What is needed: Leave out the pictures and repeat the rest of the material exactly.

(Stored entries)
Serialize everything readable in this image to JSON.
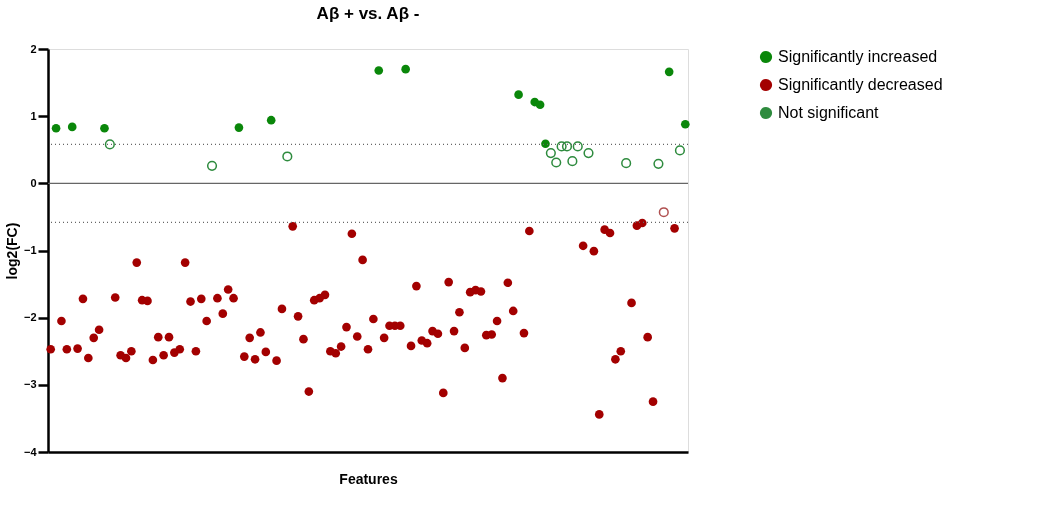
{
  "chart_data": {
    "type": "scatter",
    "title": "Aβ + vs. Aβ -",
    "xlabel": "Features",
    "ylabel": "log2(FC)",
    "categories": [
      null,
      null,
      null,
      null,
      null,
      null,
      null,
      null,
      null,
      null,
      null,
      null,
      null,
      null,
      null,
      null,
      null,
      null,
      null,
      null,
      null,
      null,
      null,
      null,
      null,
      null,
      null,
      null,
      null,
      null,
      null,
      null,
      null,
      null,
      null,
      null,
      null,
      null,
      null,
      null,
      null,
      null,
      null,
      null,
      null,
      null,
      null,
      null,
      null,
      null,
      null,
      null,
      null,
      null,
      null,
      null,
      null,
      null,
      null,
      null,
      null,
      null,
      null,
      null,
      null,
      null,
      null,
      null,
      null,
      null,
      null,
      null,
      null,
      null,
      null,
      null,
      null,
      null,
      null,
      null,
      null,
      null,
      null,
      null,
      null,
      null,
      null,
      null,
      null,
      null,
      null,
      null,
      null,
      null,
      null,
      null,
      null,
      null,
      null,
      null,
      null,
      null,
      null,
      null,
      null,
      null,
      null,
      null,
      null,
      null,
      null,
      null,
      null,
      null,
      null,
      null,
      null,
      null,
      null
    ],
    "ylim": [
      -4,
      2
    ],
    "yticks": [
      -4,
      -3,
      -2,
      -1,
      0,
      1,
      2
    ],
    "grid": false,
    "legend": "right",
    "marker": "circle",
    "ref_lines": [
      {
        "axis": "y",
        "value": 0,
        "color": "#666666",
        "line_style": "solid"
      },
      {
        "axis": "y",
        "value": 0.58,
        "color": "#666666",
        "line_style": "dotted"
      },
      {
        "axis": "y",
        "value": -0.58,
        "color": "#666666",
        "line_style": "dotted"
      }
    ],
    "series": [
      {
        "name": "Significantly increased",
        "color": "#0a870a",
        "values": [
          null,
          0.82,
          null,
          null,
          0.84,
          null,
          null,
          null,
          null,
          null,
          0.82,
          null,
          null,
          null,
          null,
          null,
          null,
          null,
          null,
          null,
          null,
          null,
          null,
          null,
          null,
          null,
          null,
          null,
          null,
          null,
          null,
          null,
          null,
          null,
          null,
          0.83,
          null,
          null,
          null,
          null,
          null,
          0.94,
          null,
          null,
          null,
          null,
          null,
          null,
          null,
          null,
          null,
          null,
          null,
          null,
          null,
          null,
          null,
          null,
          null,
          null,
          null,
          1.68,
          null,
          null,
          null,
          null,
          1.7,
          null,
          null,
          null,
          null,
          null,
          null,
          null,
          null,
          null,
          null,
          null,
          null,
          null,
          null,
          null,
          null,
          null,
          null,
          null,
          null,
          1.32,
          null,
          null,
          1.21,
          1.17,
          0.59,
          null,
          null,
          null,
          null,
          null,
          null,
          null,
          null,
          null,
          null,
          null,
          null,
          null,
          null,
          null,
          null,
          null,
          null,
          null,
          null,
          null,
          null,
          1.66,
          null,
          null,
          0.88
        ]
      },
      {
        "name": "Significantly decreased",
        "color": "#a30000",
        "values": [
          -2.47,
          null,
          -2.05,
          -2.47,
          null,
          -2.46,
          -1.72,
          -2.6,
          -2.3,
          -2.18,
          null,
          null,
          -1.7,
          -2.56,
          -2.6,
          -2.5,
          -1.18,
          -1.74,
          -1.75,
          -2.63,
          -2.29,
          -2.56,
          -2.29,
          -2.52,
          -2.47,
          -1.18,
          -1.76,
          -2.5,
          -1.72,
          -2.05,
          null,
          -1.71,
          -1.94,
          -1.58,
          -1.71,
          null,
          -2.58,
          -2.3,
          -2.62,
          -2.22,
          -2.51,
          null,
          -2.64,
          -1.87,
          null,
          -0.64,
          -1.98,
          -2.32,
          -3.1,
          -1.74,
          -1.71,
          -1.66,
          -2.5,
          -2.53,
          -2.43,
          -2.14,
          -0.75,
          -2.28,
          -1.14,
          -2.47,
          -2.02,
          null,
          -2.3,
          -2.12,
          -2.12,
          -2.12,
          null,
          -2.42,
          -1.53,
          -2.34,
          -2.38,
          -2.2,
          -2.24,
          -3.12,
          -1.47,
          -2.2,
          -1.92,
          -2.45,
          -1.62,
          -1.59,
          -1.61,
          -2.26,
          -2.25,
          -2.05,
          -2.9,
          -1.48,
          -1.9,
          null,
          -2.23,
          -0.71,
          null,
          null,
          null,
          null,
          null,
          null,
          null,
          null,
          null,
          -0.93,
          null,
          -1.01,
          -3.44,
          -0.69,
          -0.74,
          -2.62,
          -2.5,
          null,
          -1.78,
          -0.63,
          -0.59,
          -2.29,
          -3.25,
          null,
          null,
          null,
          -0.67,
          null,
          null
        ]
      },
      {
        "name": "Not significant",
        "color": "#2e8b3e",
        "values": [
          null,
          null,
          null,
          null,
          null,
          null,
          null,
          null,
          null,
          null,
          null,
          0.58,
          null,
          null,
          null,
          null,
          null,
          null,
          null,
          null,
          null,
          null,
          null,
          null,
          null,
          null,
          null,
          null,
          null,
          null,
          0.26,
          null,
          null,
          null,
          null,
          null,
          null,
          null,
          null,
          null,
          null,
          null,
          null,
          null,
          0.4,
          null,
          null,
          null,
          null,
          null,
          null,
          null,
          null,
          null,
          null,
          null,
          null,
          null,
          null,
          null,
          null,
          null,
          null,
          null,
          null,
          null,
          null,
          null,
          null,
          null,
          null,
          null,
          null,
          null,
          null,
          null,
          null,
          null,
          null,
          null,
          null,
          null,
          null,
          null,
          null,
          null,
          null,
          null,
          null,
          null,
          null,
          null,
          null,
          0.45,
          0.31,
          0.55,
          0.55,
          0.33,
          0.55,
          null,
          0.45,
          null,
          null,
          null,
          null,
          null,
          null,
          0.3,
          null,
          null,
          null,
          null,
          null,
          0.29,
          -0.43,
          null,
          null,
          0.49,
          null
        ],
        "colors": [
          null,
          null,
          null,
          null,
          null,
          null,
          null,
          null,
          null,
          null,
          null,
          "#2e8b3e",
          null,
          null,
          null,
          null,
          null,
          null,
          null,
          null,
          null,
          null,
          null,
          null,
          null,
          null,
          null,
          null,
          null,
          null,
          "#2e8b3e",
          null,
          null,
          null,
          null,
          null,
          null,
          null,
          null,
          null,
          null,
          null,
          null,
          null,
          "#2e8b3e",
          null,
          null,
          null,
          null,
          null,
          null,
          null,
          null,
          null,
          null,
          null,
          null,
          null,
          null,
          null,
          null,
          null,
          null,
          null,
          null,
          null,
          null,
          null,
          null,
          null,
          null,
          null,
          null,
          null,
          null,
          null,
          null,
          null,
          null,
          null,
          null,
          null,
          null,
          null,
          null,
          null,
          null,
          null,
          null,
          null,
          null,
          null,
          null,
          "#2e8b3e",
          "#2e8b3e",
          "#2e8b3e",
          "#2e8b3e",
          "#2e8b3e",
          "#2e8b3e",
          null,
          "#2e8b3e",
          null,
          null,
          null,
          null,
          null,
          null,
          "#2e8b3e",
          null,
          null,
          null,
          null,
          null,
          "#2e8b3e",
          "#b05050",
          null,
          null,
          "#2e8b3e",
          null
        ]
      }
    ]
  }
}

Output of the task:
Serialize everything readable in this image to JSON.
{
  "chart_data": {
    "type": "scatter",
    "title": "Aβ + vs. Aβ -",
    "xlabel": "Features",
    "ylabel": "log2(FC)",
    "categories": [
      null,
      null,
      null,
      null,
      null,
      null,
      null,
      null,
      null,
      null,
      null,
      null,
      null,
      null,
      null,
      null,
      null,
      null,
      null,
      null,
      null,
      null,
      null,
      null,
      null,
      null,
      null,
      null,
      null,
      null,
      null,
      null,
      null,
      null,
      null,
      null,
      null,
      null,
      null,
      null,
      null,
      null,
      null,
      null,
      null,
      null,
      null,
      null,
      null,
      null,
      null,
      null,
      null,
      null,
      null,
      null,
      null,
      null,
      null,
      null,
      null,
      null,
      null,
      null,
      null,
      null,
      null,
      null,
      null,
      null,
      null,
      null,
      null,
      null,
      null,
      null,
      null,
      null,
      null,
      null,
      null,
      null,
      null,
      null,
      null,
      null,
      null,
      null,
      null,
      null,
      null,
      null,
      null,
      null,
      null,
      null,
      null,
      null,
      null,
      null,
      null,
      null,
      null,
      null,
      null,
      null,
      null,
      null,
      null,
      null,
      null,
      null,
      null,
      null,
      null,
      null,
      null,
      null,
      null
    ],
    "ylim": [
      -4,
      2
    ],
    "yticks": [
      -4,
      -3,
      -2,
      -1,
      0,
      1,
      2
    ],
    "grid": false,
    "legend": "right",
    "marker": "circle",
    "ref_lines": [
      {
        "axis": "y",
        "value": 0,
        "color": "#666666",
        "line_style": "solid"
      },
      {
        "axis": "y",
        "value": 0.58,
        "color": "#666666",
        "line_style": "dotted"
      },
      {
        "axis": "y",
        "value": -0.58,
        "color": "#666666",
        "line_style": "dotted"
      }
    ],
    "series": [
      {
        "name": "Significantly increased",
        "color": "#0a870a",
        "values": [
          null,
          0.82,
          null,
          null,
          0.84,
          null,
          null,
          null,
          null,
          null,
          0.82,
          null,
          null,
          null,
          null,
          null,
          null,
          null,
          null,
          null,
          null,
          null,
          null,
          null,
          null,
          null,
          null,
          null,
          null,
          null,
          null,
          null,
          null,
          null,
          null,
          0.83,
          null,
          null,
          null,
          null,
          null,
          0.94,
          null,
          null,
          null,
          null,
          null,
          null,
          null,
          null,
          null,
          null,
          null,
          null,
          null,
          null,
          null,
          null,
          null,
          null,
          null,
          1.68,
          null,
          null,
          null,
          null,
          1.7,
          null,
          null,
          null,
          null,
          null,
          null,
          null,
          null,
          null,
          null,
          null,
          null,
          null,
          null,
          null,
          null,
          null,
          null,
          null,
          null,
          1.32,
          null,
          null,
          1.21,
          1.17,
          0.59,
          null,
          null,
          null,
          null,
          null,
          null,
          null,
          null,
          null,
          null,
          null,
          null,
          null,
          null,
          null,
          null,
          null,
          null,
          null,
          null,
          null,
          null,
          1.66,
          null,
          null,
          0.88
        ]
      },
      {
        "name": "Significantly decreased",
        "color": "#a30000",
        "values": [
          -2.47,
          null,
          -2.05,
          -2.47,
          null,
          -2.46,
          -1.72,
          -2.6,
          -2.3,
          -2.18,
          null,
          null,
          -1.7,
          -2.56,
          -2.6,
          -2.5,
          -1.18,
          -1.74,
          -1.75,
          -2.63,
          -2.29,
          -2.56,
          -2.29,
          -2.52,
          -2.47,
          -1.18,
          -1.76,
          -2.5,
          -1.72,
          -2.05,
          null,
          -1.71,
          -1.94,
          -1.58,
          -1.71,
          null,
          -2.58,
          -2.3,
          -2.62,
          -2.22,
          -2.51,
          null,
          -2.64,
          -1.87,
          null,
          -0.64,
          -1.98,
          -2.32,
          -3.1,
          -1.74,
          -1.71,
          -1.66,
          -2.5,
          -2.53,
          -2.43,
          -2.14,
          -0.75,
          -2.28,
          -1.14,
          -2.47,
          -2.02,
          null,
          -2.3,
          -2.12,
          -2.12,
          -2.12,
          null,
          -2.42,
          -1.53,
          -2.34,
          -2.38,
          -2.2,
          -2.24,
          -3.12,
          -1.47,
          -2.2,
          -1.92,
          -2.45,
          -1.62,
          -1.59,
          -1.61,
          -2.26,
          -2.25,
          -2.05,
          -2.9,
          -1.48,
          -1.9,
          null,
          -2.23,
          -0.71,
          null,
          null,
          null,
          null,
          null,
          null,
          null,
          null,
          null,
          -0.93,
          null,
          -1.01,
          -3.44,
          -0.69,
          -0.74,
          -2.62,
          -2.5,
          null,
          -1.78,
          -0.63,
          -0.59,
          -2.29,
          -3.25,
          null,
          null,
          null,
          -0.67,
          null,
          null
        ]
      },
      {
        "name": "Not significant",
        "color": "#2e8b3e",
        "values": [
          null,
          null,
          null,
          null,
          null,
          null,
          null,
          null,
          null,
          null,
          null,
          0.58,
          null,
          null,
          null,
          null,
          null,
          null,
          null,
          null,
          null,
          null,
          null,
          null,
          null,
          null,
          null,
          null,
          null,
          null,
          0.26,
          null,
          null,
          null,
          null,
          null,
          null,
          null,
          null,
          null,
          null,
          null,
          null,
          null,
          0.4,
          null,
          null,
          null,
          null,
          null,
          null,
          null,
          null,
          null,
          null,
          null,
          null,
          null,
          null,
          null,
          null,
          null,
          null,
          null,
          null,
          null,
          null,
          null,
          null,
          null,
          null,
          null,
          null,
          null,
          null,
          null,
          null,
          null,
          null,
          null,
          null,
          null,
          null,
          null,
          null,
          null,
          null,
          null,
          null,
          null,
          null,
          null,
          null,
          0.45,
          0.31,
          0.55,
          0.55,
          0.33,
          0.55,
          null,
          0.45,
          null,
          null,
          null,
          null,
          null,
          null,
          0.3,
          null,
          null,
          null,
          null,
          null,
          0.29,
          -0.43,
          null,
          null,
          0.49,
          null
        ],
        "colors": [
          null,
          null,
          null,
          null,
          null,
          null,
          null,
          null,
          null,
          null,
          null,
          "#2e8b3e",
          null,
          null,
          null,
          null,
          null,
          null,
          null,
          null,
          null,
          null,
          null,
          null,
          null,
          null,
          null,
          null,
          null,
          null,
          "#2e8b3e",
          null,
          null,
          null,
          null,
          null,
          null,
          null,
          null,
          null,
          null,
          null,
          null,
          null,
          "#2e8b3e",
          null,
          null,
          null,
          null,
          null,
          null,
          null,
          null,
          null,
          null,
          null,
          null,
          null,
          null,
          null,
          null,
          null,
          null,
          null,
          null,
          null,
          null,
          null,
          null,
          null,
          null,
          null,
          null,
          null,
          null,
          null,
          null,
          null,
          null,
          null,
          null,
          null,
          null,
          null,
          null,
          null,
          null,
          null,
          null,
          null,
          null,
          null,
          null,
          "#2e8b3e",
          "#2e8b3e",
          "#2e8b3e",
          "#2e8b3e",
          "#2e8b3e",
          "#2e8b3e",
          null,
          "#2e8b3e",
          null,
          null,
          null,
          null,
          null,
          null,
          "#2e8b3e",
          null,
          null,
          null,
          null,
          null,
          "#2e8b3e",
          "#b05050",
          null,
          null,
          "#2e8b3e",
          null
        ]
      }
    ]
  }
}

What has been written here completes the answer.